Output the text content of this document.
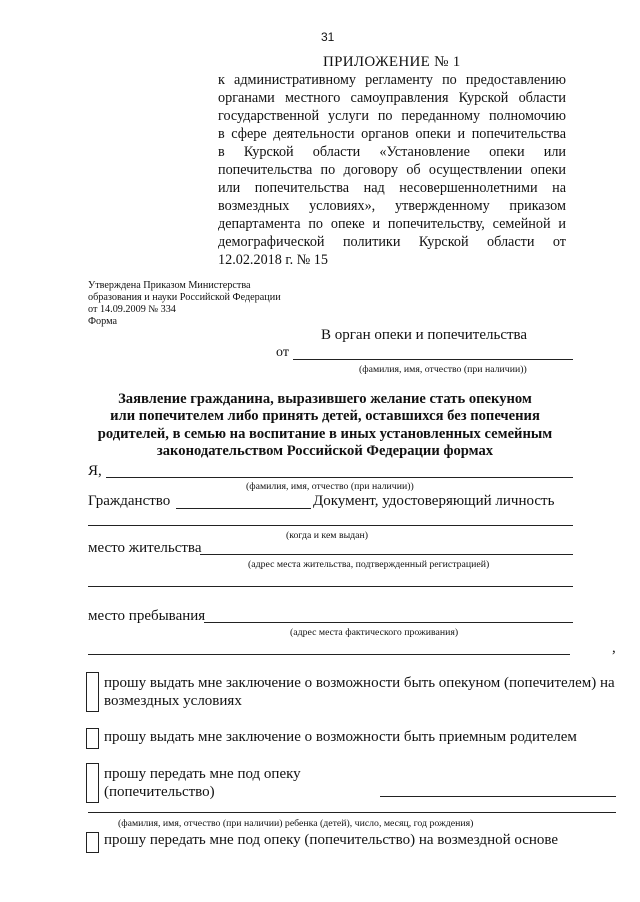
31
ПРИЛОЖЕНИЕ № 1
к административному регламенту по предоставлению
органами местного самоуправления Курской области
государственной услуги по переданному полномочию
в сфере деятельности органов опеки и попечительства
в Курской области «Установление опеки или
попечительства по договору об осуществлении опеки
или попечительства над несовершеннолетними на
возмездных условиях», утвержденному приказом
департамента по опеке и попечительству, семейной и
демографической политики Курской области от
12.02.2018 г. № 15
Утверждена Приказом Министерства
образования и науки Российской Федерации
от 14.09.2009 № 334
Форма
В орган опеки и попечительства
от
(фамилия, имя, отчество (при наличии))
Заявление гражданина, выразившего желание стать опекуном
или попечителем либо принять детей, оставшихся без попечения
родителей, в семью на воспитание в иных установленных семейным
законодательством Российской Федерации формах
Я,
(фамилия, имя, отчество (при наличии))
Гражданство	Документ, удостоверяющий личность
(когда и кем выдан)
место жительства
(адрес места жительства, подтвержденный регистрацией)
место пребывания
(адрес места фактического проживания)
,
прошу выдать мне заключение о возможности быть опекуном (попечителем) на
возмездных условиях
прошу выдать мне заключение о возможности быть приемным родителем
прошу передать мне под опеку
(попечительство)
(фамилия, имя, отчество (при наличии) ребенка (детей), число, месяц, год рождения)
прошу передать мне под опеку (попечительство) на возмездной основе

__EXERCISE GOAL__. Each line in the entries above that includes the string "условиях" should be extracted.

__SOLUTION TO THE EXERCISE__.
возмездных условиях», утвержденному приказом
возмездных условиях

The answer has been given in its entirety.